[Data records]
+--

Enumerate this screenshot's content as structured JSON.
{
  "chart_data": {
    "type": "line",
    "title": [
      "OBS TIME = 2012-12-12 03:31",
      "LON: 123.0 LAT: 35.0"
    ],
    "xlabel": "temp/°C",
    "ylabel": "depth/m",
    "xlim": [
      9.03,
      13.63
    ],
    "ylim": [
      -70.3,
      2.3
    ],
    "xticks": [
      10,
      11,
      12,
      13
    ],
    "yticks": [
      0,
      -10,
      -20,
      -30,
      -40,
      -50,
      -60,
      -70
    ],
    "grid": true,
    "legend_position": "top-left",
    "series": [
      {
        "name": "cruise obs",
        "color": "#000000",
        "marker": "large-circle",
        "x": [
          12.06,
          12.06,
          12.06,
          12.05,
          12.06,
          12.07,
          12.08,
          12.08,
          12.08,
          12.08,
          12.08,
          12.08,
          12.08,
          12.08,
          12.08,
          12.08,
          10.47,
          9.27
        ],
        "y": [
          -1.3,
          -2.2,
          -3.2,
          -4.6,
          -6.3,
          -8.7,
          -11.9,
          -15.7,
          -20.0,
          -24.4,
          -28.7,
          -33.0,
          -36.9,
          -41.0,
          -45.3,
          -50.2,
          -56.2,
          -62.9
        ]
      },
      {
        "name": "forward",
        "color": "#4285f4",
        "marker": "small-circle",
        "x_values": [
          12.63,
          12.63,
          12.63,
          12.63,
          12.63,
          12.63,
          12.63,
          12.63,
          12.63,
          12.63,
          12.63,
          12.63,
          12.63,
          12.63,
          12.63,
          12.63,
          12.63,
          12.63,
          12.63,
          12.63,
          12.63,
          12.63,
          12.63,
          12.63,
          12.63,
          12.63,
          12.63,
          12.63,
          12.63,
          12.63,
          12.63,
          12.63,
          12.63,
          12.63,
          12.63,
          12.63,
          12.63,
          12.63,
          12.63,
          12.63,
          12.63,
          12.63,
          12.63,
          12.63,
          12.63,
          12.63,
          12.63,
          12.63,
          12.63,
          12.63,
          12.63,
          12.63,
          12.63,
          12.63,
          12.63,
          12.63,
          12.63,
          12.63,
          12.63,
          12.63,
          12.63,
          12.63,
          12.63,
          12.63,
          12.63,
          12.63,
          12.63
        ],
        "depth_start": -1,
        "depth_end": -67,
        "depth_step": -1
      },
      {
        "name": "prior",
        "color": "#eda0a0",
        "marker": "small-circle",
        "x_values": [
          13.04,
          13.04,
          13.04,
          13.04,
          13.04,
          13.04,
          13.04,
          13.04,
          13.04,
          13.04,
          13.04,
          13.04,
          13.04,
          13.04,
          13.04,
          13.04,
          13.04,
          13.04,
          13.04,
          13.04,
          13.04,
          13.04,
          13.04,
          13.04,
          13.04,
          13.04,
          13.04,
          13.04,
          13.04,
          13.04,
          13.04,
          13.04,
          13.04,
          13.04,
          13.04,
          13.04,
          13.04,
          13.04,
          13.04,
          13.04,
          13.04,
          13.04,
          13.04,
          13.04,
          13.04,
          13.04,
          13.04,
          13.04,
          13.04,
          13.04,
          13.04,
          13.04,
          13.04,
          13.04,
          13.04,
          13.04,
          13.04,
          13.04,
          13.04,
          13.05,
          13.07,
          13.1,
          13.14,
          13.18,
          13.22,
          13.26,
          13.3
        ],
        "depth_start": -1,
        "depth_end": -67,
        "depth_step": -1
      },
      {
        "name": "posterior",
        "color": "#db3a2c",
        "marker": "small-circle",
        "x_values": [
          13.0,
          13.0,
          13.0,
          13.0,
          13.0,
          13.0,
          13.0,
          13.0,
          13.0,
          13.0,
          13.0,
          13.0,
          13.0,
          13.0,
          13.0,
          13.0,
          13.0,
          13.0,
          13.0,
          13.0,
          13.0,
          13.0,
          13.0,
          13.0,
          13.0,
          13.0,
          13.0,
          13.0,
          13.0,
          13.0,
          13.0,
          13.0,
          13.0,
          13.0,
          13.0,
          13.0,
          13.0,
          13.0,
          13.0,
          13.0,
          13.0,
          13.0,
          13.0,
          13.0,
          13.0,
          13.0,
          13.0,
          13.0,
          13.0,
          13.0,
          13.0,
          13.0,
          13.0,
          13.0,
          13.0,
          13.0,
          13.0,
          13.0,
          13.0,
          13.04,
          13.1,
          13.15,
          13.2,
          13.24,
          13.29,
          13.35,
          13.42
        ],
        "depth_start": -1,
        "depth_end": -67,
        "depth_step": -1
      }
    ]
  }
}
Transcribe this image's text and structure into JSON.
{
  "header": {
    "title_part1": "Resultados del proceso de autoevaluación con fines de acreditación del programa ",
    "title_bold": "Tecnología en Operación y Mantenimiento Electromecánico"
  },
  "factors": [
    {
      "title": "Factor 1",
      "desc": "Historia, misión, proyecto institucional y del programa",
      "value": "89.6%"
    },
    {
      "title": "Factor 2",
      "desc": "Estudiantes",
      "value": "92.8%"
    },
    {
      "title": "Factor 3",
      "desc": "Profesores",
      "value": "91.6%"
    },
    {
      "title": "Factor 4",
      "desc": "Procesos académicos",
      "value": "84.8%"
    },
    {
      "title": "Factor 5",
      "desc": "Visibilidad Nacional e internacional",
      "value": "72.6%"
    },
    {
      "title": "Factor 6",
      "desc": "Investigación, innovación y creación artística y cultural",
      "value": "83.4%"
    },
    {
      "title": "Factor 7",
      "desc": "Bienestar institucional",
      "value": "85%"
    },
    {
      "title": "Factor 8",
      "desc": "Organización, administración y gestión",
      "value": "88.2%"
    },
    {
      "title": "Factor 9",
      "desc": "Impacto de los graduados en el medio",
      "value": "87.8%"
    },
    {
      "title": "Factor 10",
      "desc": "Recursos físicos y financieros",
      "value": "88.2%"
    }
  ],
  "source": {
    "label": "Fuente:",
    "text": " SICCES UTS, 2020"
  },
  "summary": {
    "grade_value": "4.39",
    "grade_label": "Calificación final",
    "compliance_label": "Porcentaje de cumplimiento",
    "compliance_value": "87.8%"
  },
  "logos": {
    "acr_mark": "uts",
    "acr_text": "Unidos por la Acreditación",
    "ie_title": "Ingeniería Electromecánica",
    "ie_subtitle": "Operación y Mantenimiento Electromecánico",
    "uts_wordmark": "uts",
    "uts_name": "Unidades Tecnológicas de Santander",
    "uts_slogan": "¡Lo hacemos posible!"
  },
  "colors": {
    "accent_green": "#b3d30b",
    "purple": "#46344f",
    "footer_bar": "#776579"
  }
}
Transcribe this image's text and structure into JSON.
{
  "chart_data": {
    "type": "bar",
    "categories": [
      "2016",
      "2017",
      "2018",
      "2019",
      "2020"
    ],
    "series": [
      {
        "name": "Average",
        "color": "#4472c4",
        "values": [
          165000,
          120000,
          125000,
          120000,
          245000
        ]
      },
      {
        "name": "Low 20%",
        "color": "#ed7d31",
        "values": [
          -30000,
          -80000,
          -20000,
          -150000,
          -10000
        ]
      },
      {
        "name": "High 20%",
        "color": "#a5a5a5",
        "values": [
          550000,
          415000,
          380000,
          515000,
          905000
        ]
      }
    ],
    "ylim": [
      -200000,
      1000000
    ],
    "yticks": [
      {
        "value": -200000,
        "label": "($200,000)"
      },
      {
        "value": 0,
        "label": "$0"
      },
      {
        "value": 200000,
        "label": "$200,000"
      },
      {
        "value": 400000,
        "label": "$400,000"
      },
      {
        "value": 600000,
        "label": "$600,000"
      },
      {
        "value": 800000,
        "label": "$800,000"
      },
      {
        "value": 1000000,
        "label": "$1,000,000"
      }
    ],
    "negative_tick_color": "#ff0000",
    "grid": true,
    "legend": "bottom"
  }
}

+--

## EXERCISE DESCRIPTION
Quote the whole listing above, leaving nothing out.

## OUTPUT
Enumerate this screenshot's content as structured JSON.
{
  "chart_data": {
    "type": "line",
    "title": [
      "OBS TIME = 2012-12-12 03:31",
      "LON: 123.0 LAT: 35.0"
    ],
    "xlabel": "temp/°C",
    "ylabel": "depth/m",
    "xlim": [
      9.03,
      13.63
    ],
    "ylim": [
      -70.3,
      2.3
    ],
    "xticks": [
      10,
      11,
      12,
      13
    ],
    "yticks": [
      0,
      -10,
      -20,
      -30,
      -40,
      -50,
      -60,
      -70
    ],
    "grid": true,
    "legend_position": "top-left",
    "series": [
      {
        "name": "cruise obs",
        "color": "#000000",
        "marker": "large-circle",
        "x": [
          12.06,
          12.06,
          12.06,
          12.05,
          12.06,
          12.07,
          12.08,
          12.08,
          12.08,
          12.08,
          12.08,
          12.08,
          12.08,
          12.08,
          12.08,
          12.08,
          10.47,
          9.27
        ],
        "y": [
          -1.3,
          -2.2,
          -3.2,
          -4.6,
          -6.3,
          -8.7,
          -11.9,
          -15.7,
          -20.0,
          -24.4,
          -28.7,
          -33.0,
          -36.9,
          -41.0,
          -45.3,
          -50.2,
          -56.2,
          -62.9
        ]
      },
      {
        "name": "forward",
        "color": "#4285f4",
        "marker": "small-circle",
        "x_values": [
          12.63,
          12.63,
          12.63,
          12.63,
          12.63,
          12.63,
          12.63,
          12.63,
          12.63,
          12.63,
          12.63,
          12.63,
          12.63,
          12.63,
          12.63,
          12.63,
          12.63,
          12.63,
          12.63,
          12.63,
          12.63,
          12.63,
          12.63,
          12.63,
          12.63,
          12.63,
          12.63,
          12.63,
          12.63,
          12.63,
          12.63,
          12.63,
          12.63,
          12.63,
          12.63,
          12.63,
          12.63,
          12.63,
          12.63,
          12.63,
          12.63,
          12.63,
          12.63,
          12.63,
          12.63,
          12.63,
          12.63,
          12.63,
          12.63,
          12.63,
          12.63,
          12.63,
          12.63,
          12.63,
          12.63,
          12.63,
          12.63,
          12.63,
          12.63,
          12.63,
          12.63,
          12.63,
          12.63,
          12.63,
          12.63,
          12.63,
          12.63
        ],
        "depth_start": -1,
        "depth_end": -67,
        "depth_step": -1
      },
      {
        "name": "prior",
        "color": "#eda0a0",
        "marker": "small-circle",
        "x_values": [
          13.04,
          13.04,
          13.04,
          13.04,
          13.04,
          13.04,
          13.04,
          13.04,
          13.04,
          13.04,
          13.04,
          13.04,
          13.04,
          13.04,
          13.04,
          13.04,
          13.04,
          13.04,
          13.04,
          13.04,
          13.04,
          13.04,
          13.04,
          13.04,
          13.04,
          13.04,
          13.04,
          13.04,
          13.04,
          13.04,
          13.04,
          13.04,
          13.04,
          13.04,
          13.04,
          13.04,
          13.04,
          13.04,
          13.04,
          13.04,
          13.04,
          13.04,
          13.04,
          13.04,
          13.04,
          13.04,
          13.04,
          13.04,
          13.04,
          13.04,
          13.04,
          13.04,
          13.04,
          13.04,
          13.04,
          13.04,
          13.04,
          13.04,
          13.04,
          13.05,
          13.07,
          13.1,
          13.14,
          13.18,
          13.22,
          13.26,
          13.3
        ],
        "depth_start": -1,
        "depth_end": -67,
        "depth_step": -1
      },
      {
        "name": "posterior",
        "color": "#db3a2c",
        "marker": "small-circle",
        "x_values": [
          13.0,
          13.0,
          13.0,
          13.0,
          13.0,
          13.0,
          13.0,
          13.0,
          13.0,
          13.0,
          13.0,
          13.0,
          13.0,
          13.0,
          13.0,
          13.0,
          13.0,
          13.0,
          13.0,
          13.0,
          13.0,
          13.0,
          13.0,
          13.0,
          13.0,
          13.0,
          13.0,
          13.0,
          13.0,
          13.0,
          13.0,
          13.0,
          13.0,
          13.0,
          13.0,
          13.0,
          13.0,
          13.0,
          13.0,
          13.0,
          13.0,
          13.0,
          13.0,
          13.0,
          13.0,
          13.0,
          13.0,
          13.0,
          13.0,
          13.0,
          13.0,
          13.0,
          13.0,
          13.0,
          13.0,
          13.0,
          13.0,
          13.0,
          13.0,
          13.04,
          13.1,
          13.15,
          13.2,
          13.24,
          13.29,
          13.35,
          13.42
        ],
        "depth_start": -1,
        "depth_end": -67,
        "depth_step": -1
      }
    ]
  }
}
Transcribe this image's text and structure into JSON.
{
  "header": {
    "title_part1": "Resultados del proceso de autoevaluación con fines de acreditación del programa ",
    "title_bold": "Tecnología en Operación y Mantenimiento Electromecánico"
  },
  "factors": [
    {
      "title": "Factor 1",
      "desc": "Historia, misión, proyecto institucional y del programa",
      "value": "89.6%"
    },
    {
      "title": "Factor 2",
      "desc": "Estudiantes",
      "value": "92.8%"
    },
    {
      "title": "Factor 3",
      "desc": "Profesores",
      "value": "91.6%"
    },
    {
      "title": "Factor 4",
      "desc": "Procesos académicos",
      "value": "84.8%"
    },
    {
      "title": "Factor 5",
      "desc": "Visibilidad Nacional e internacional",
      "value": "72.6%"
    },
    {
      "title": "Factor 6",
      "desc": "Investigación, innovación y creación artística y cultural",
      "value": "83.4%"
    },
    {
      "title": "Factor 7",
      "desc": "Bienestar institucional",
      "value": "85%"
    },
    {
      "title": "Factor 8",
      "desc": "Organización, administración y gestión",
      "value": "88.2%"
    },
    {
      "title": "Factor 9",
      "desc": "Impacto de los graduados en el medio",
      "value": "87.8%"
    },
    {
      "title": "Factor 10",
      "desc": "Recursos físicos y financieros",
      "value": "88.2%"
    }
  ],
  "source": {
    "label": "Fuente:",
    "text": " SICCES UTS, 2020"
  },
  "summary": {
    "grade_value": "4.39",
    "grade_label": "Calificación final",
    "compliance_label": "Porcentaje de cumplimiento",
    "compliance_value": "87.8%"
  },
  "logos": {
    "acr_mark": "uts",
    "acr_text": "Unidos por la Acreditación",
    "ie_title": "Ingeniería Electromecánica",
    "ie_subtitle": "Operación y Mantenimiento Electromecánico",
    "uts_wordmark": "uts",
    "uts_name": "Unidades Tecnológicas de Santander",
    "uts_slogan": "¡Lo hacemos posible!"
  },
  "colors": {
    "accent_green": "#b3d30b",
    "purple": "#46344f",
    "footer_bar": "#776579"
  }
}
Transcribe this image's text and structure into JSON.
{
  "chart_data": {
    "type": "bar",
    "categories": [
      "2016",
      "2017",
      "2018",
      "2019",
      "2020"
    ],
    "series": [
      {
        "name": "Average",
        "color": "#4472c4",
        "values": [
          165000,
          120000,
          125000,
          120000,
          245000
        ]
      },
      {
        "name": "Low 20%",
        "color": "#ed7d31",
        "values": [
          -30000,
          -80000,
          -20000,
          -150000,
          -10000
        ]
      },
      {
        "name": "High 20%",
        "color": "#a5a5a5",
        "values": [
          550000,
          415000,
          380000,
          515000,
          905000
        ]
      }
    ],
    "ylim": [
      -200000,
      1000000
    ],
    "yticks": [
      {
        "value": -200000,
        "label": "($200,000)"
      },
      {
        "value": 0,
        "label": "$0"
      },
      {
        "value": 200000,
        "label": "$200,000"
      },
      {
        "value": 400000,
        "label": "$400,000"
      },
      {
        "value": 600000,
        "label": "$600,000"
      },
      {
        "value": 800000,
        "label": "$800,000"
      },
      {
        "value": 1000000,
        "label": "$1,000,000"
      }
    ],
    "negative_tick_color": "#ff0000",
    "grid": true,
    "legend": "bottom"
  }
}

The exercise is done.